WRITTEN PROBLEM — For every line in the data below that contains "реестре", copy the line.
------------------------------------------------------------
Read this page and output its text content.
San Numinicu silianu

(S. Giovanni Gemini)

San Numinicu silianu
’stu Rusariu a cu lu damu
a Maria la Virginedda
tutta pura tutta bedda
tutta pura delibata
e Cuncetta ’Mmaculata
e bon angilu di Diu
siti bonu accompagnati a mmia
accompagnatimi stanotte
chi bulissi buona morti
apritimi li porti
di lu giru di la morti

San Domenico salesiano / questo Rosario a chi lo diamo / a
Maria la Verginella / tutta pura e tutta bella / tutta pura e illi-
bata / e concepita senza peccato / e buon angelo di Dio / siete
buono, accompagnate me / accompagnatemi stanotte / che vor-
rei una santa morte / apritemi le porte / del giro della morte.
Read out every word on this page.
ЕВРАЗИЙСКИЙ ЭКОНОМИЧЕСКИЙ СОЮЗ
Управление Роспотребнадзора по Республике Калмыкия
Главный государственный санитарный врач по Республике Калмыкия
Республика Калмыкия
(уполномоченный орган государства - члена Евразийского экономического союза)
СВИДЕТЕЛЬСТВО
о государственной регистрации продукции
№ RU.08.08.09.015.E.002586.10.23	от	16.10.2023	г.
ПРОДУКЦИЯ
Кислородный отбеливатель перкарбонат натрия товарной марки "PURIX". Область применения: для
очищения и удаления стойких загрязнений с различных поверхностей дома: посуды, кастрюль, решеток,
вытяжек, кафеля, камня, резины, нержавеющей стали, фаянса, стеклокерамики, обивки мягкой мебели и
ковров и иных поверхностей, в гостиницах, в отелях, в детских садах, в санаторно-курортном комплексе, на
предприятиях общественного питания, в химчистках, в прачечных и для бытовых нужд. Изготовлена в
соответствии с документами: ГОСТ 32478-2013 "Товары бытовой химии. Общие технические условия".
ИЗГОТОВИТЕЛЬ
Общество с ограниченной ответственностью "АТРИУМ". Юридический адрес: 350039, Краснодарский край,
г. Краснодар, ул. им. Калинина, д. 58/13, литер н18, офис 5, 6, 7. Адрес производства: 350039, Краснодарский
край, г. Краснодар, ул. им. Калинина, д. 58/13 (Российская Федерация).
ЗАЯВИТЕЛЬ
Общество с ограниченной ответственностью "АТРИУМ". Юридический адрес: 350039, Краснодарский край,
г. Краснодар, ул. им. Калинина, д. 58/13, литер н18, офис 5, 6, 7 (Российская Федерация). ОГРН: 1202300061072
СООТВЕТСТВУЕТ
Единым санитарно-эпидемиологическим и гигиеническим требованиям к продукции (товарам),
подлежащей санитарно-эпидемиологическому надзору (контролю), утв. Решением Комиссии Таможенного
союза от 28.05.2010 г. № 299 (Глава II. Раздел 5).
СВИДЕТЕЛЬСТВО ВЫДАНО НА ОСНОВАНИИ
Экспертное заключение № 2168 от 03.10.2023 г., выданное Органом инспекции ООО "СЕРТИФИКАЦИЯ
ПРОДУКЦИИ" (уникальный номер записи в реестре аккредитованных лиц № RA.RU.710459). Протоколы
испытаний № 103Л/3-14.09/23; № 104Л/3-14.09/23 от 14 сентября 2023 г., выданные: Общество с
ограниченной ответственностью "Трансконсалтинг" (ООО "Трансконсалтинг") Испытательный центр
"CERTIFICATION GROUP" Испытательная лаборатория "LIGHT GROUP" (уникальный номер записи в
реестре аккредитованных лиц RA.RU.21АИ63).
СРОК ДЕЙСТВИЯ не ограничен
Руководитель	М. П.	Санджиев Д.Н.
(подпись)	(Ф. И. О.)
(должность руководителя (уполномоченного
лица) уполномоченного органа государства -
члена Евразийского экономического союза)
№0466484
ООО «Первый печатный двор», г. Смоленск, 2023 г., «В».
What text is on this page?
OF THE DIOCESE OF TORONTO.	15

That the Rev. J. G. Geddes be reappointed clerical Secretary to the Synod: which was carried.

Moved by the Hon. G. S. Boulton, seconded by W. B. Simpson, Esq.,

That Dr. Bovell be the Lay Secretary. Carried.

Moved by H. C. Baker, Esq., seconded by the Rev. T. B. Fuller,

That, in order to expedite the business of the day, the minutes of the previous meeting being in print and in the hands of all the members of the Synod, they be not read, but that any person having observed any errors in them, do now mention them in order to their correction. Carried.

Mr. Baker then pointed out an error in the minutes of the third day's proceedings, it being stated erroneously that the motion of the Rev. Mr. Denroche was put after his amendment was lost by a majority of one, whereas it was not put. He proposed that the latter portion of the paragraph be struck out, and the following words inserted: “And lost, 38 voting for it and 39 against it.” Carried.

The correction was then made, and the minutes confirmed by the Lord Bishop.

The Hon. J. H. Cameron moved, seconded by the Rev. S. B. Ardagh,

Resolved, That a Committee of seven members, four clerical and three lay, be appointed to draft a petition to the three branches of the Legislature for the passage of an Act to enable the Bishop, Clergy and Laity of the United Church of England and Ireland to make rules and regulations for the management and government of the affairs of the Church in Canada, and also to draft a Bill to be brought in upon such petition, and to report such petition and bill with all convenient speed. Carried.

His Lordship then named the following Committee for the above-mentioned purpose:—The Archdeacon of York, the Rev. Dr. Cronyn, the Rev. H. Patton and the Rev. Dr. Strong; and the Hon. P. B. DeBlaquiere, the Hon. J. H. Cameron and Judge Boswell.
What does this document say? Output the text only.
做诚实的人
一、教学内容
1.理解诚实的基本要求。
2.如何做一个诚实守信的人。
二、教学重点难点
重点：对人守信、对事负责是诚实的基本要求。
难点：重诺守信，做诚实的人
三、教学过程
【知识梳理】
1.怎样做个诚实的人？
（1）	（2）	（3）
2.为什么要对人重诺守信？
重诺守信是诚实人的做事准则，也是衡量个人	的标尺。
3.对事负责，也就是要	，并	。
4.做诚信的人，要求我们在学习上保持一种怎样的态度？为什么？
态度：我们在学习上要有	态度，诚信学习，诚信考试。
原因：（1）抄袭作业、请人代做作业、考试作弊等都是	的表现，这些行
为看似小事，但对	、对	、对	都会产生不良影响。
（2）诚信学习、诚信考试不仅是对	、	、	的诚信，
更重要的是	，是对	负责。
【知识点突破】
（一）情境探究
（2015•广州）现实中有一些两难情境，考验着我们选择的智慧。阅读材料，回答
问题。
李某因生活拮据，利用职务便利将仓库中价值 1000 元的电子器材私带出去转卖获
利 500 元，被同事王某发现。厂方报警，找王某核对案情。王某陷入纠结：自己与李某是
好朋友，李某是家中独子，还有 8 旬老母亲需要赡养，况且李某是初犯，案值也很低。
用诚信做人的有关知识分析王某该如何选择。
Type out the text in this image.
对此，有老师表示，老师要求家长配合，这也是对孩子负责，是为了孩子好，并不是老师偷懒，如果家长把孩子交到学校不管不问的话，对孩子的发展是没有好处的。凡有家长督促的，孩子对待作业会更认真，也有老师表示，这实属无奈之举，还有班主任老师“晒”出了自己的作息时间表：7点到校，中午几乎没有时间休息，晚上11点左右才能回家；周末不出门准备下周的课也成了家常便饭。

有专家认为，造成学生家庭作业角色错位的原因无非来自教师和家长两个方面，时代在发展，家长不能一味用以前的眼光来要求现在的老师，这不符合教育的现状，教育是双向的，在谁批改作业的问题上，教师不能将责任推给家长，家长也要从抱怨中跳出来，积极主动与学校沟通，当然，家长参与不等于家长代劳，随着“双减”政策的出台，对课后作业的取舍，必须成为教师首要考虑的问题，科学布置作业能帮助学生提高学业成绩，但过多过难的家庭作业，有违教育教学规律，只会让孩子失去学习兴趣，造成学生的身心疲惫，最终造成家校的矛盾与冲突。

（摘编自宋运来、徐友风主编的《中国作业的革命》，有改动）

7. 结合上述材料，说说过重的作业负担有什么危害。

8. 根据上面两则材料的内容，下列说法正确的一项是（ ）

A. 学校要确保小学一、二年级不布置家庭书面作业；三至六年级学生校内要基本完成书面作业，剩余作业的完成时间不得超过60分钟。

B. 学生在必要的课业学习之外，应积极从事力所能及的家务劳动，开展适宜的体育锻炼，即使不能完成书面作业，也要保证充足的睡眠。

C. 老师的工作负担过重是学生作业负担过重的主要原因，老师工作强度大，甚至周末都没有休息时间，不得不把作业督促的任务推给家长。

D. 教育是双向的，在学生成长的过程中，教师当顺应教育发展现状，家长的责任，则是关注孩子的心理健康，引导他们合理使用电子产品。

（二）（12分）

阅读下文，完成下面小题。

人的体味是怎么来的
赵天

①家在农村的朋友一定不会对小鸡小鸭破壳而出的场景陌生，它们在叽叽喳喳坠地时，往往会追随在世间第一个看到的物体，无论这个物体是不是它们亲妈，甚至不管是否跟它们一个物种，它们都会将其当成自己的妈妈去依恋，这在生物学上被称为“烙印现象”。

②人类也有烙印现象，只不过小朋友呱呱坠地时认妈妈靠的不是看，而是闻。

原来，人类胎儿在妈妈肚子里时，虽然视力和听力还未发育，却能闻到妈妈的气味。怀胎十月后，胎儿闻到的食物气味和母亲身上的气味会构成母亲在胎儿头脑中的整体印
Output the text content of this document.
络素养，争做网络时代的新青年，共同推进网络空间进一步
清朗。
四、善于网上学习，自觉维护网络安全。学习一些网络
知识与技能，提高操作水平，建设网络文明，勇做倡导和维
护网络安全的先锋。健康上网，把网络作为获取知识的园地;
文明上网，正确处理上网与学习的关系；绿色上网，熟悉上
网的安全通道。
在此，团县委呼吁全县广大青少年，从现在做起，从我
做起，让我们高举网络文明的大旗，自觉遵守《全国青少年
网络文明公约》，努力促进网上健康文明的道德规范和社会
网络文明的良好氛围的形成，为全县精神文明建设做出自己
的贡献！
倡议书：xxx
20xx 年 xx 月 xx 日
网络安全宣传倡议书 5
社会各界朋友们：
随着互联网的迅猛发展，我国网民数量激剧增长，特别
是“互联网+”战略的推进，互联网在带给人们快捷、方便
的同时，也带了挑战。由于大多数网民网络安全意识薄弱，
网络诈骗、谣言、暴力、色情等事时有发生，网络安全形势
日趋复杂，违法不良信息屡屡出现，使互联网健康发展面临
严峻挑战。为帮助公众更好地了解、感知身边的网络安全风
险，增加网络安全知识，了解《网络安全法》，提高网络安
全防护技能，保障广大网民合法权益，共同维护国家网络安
------------------------------------------------------------
FULL SOLUTION —
ПРОДУКЦИИ" (уникальный номер записи в реестре аккредитованных лиц № RA.RU.710459). Протоколы
реестре аккредитованных лиц RA.RU.21АИ63).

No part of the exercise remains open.